┌────────
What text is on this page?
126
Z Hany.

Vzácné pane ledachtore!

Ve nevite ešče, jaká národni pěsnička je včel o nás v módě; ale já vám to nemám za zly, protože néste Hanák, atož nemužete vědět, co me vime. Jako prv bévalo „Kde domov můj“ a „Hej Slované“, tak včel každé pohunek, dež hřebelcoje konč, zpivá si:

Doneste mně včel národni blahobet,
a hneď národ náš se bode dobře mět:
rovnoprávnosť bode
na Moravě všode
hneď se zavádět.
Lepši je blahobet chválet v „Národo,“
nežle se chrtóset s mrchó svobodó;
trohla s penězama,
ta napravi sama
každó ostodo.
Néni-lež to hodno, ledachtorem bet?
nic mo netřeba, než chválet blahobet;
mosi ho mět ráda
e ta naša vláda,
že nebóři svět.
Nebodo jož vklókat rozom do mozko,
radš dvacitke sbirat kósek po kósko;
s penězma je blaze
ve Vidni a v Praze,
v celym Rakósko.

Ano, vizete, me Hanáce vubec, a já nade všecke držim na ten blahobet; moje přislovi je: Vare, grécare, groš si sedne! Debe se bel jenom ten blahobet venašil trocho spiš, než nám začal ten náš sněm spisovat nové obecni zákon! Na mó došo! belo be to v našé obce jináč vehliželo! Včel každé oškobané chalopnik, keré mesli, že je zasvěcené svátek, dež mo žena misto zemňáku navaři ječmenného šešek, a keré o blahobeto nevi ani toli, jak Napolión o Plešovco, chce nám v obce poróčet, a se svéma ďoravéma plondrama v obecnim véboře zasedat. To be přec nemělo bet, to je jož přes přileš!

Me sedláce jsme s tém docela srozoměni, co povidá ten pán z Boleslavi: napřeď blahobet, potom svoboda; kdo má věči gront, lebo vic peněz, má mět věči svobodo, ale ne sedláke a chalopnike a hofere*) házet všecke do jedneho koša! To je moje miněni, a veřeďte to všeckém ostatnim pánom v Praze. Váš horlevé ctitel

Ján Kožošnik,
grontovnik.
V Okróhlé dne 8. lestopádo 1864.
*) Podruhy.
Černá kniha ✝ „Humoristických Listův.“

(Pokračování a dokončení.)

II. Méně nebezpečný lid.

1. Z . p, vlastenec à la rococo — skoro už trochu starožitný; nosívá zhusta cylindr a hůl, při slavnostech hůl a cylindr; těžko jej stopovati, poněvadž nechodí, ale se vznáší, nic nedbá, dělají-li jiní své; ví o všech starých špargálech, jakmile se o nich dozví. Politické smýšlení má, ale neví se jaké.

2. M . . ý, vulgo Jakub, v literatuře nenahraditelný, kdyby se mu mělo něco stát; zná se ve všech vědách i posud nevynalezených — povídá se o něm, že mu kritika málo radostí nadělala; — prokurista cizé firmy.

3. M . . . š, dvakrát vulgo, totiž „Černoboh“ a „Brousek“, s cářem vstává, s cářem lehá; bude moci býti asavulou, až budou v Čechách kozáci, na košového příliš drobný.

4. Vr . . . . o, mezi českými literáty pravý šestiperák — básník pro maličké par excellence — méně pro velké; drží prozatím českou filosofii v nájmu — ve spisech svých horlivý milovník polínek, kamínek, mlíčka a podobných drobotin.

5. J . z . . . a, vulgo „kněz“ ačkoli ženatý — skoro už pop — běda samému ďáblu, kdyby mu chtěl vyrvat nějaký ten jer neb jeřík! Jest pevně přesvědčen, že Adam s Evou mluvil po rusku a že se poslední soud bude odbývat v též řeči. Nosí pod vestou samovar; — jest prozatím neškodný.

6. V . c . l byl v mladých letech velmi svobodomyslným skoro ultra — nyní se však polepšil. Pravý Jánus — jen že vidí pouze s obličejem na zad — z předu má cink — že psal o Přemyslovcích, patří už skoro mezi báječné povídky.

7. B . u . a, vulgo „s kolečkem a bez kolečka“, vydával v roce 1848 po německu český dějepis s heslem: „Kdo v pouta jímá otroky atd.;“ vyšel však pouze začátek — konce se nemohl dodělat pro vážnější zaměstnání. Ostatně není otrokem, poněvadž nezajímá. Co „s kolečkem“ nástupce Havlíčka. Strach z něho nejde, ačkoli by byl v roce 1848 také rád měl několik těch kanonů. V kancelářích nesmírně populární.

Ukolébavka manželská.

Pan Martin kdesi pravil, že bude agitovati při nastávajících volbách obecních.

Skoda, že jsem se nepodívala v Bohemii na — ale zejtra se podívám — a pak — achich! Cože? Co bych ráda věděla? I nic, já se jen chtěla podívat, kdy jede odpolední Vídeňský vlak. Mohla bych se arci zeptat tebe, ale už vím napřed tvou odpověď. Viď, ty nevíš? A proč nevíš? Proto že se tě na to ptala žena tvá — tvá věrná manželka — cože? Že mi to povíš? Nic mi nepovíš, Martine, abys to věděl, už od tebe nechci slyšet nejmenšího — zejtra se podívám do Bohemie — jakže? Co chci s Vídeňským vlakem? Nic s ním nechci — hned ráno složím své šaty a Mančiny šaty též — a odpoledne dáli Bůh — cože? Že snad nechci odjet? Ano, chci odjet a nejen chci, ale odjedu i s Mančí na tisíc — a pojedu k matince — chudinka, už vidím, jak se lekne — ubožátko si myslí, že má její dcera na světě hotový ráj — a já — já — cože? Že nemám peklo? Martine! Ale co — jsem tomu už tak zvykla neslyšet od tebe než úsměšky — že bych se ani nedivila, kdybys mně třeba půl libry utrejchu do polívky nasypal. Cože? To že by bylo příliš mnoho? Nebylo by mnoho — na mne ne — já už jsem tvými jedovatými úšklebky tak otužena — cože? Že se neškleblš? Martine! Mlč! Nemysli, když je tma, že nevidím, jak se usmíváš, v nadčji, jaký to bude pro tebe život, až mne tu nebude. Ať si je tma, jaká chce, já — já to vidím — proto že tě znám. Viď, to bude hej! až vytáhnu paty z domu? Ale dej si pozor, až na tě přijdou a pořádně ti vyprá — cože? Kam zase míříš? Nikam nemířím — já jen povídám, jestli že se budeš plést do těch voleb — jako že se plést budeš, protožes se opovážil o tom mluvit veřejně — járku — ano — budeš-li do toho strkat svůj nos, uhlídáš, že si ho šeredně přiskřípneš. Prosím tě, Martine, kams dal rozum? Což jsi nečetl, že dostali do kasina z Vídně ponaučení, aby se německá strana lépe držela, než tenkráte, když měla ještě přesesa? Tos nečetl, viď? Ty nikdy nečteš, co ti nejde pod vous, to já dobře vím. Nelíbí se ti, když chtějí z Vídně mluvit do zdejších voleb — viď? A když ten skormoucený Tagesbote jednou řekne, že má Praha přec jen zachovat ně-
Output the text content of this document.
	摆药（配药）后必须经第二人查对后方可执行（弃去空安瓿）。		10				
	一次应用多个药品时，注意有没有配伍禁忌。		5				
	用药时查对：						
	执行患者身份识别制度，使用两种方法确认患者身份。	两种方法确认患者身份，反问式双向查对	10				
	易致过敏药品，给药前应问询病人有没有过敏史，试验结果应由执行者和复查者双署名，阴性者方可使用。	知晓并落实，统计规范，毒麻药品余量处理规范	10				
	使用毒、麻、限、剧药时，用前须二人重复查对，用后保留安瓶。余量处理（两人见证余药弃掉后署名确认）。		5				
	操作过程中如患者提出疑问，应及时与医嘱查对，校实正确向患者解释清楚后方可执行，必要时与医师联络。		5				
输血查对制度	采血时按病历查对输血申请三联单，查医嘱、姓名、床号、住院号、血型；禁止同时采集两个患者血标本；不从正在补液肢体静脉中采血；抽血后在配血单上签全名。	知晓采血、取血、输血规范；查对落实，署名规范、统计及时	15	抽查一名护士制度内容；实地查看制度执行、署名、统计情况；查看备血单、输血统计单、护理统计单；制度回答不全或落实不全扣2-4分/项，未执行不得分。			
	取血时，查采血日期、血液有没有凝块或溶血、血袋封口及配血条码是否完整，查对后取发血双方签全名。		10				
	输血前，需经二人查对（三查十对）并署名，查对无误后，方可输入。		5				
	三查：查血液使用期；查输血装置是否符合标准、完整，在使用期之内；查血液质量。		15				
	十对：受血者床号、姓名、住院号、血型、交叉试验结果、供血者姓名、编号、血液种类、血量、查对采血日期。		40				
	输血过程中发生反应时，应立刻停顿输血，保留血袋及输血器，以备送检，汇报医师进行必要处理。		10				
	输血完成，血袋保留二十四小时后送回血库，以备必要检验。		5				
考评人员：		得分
└────────
# Aim of the task
Look for "národni" and pull out every line that has it.

# Written solution
Ve nevite ešče, jaká národni pěsnička je včel o nás v módě; ale já vám to nemám za zly, protože néste Hanák, atož nemužete vědět, co me vime. Jako prv bévalo „Kde domov můj“ a „Hej Slované“, tak včel každé pohunek, dež hřebelcoje konč, zpivá si:
Doneste mně včel národni blahobet,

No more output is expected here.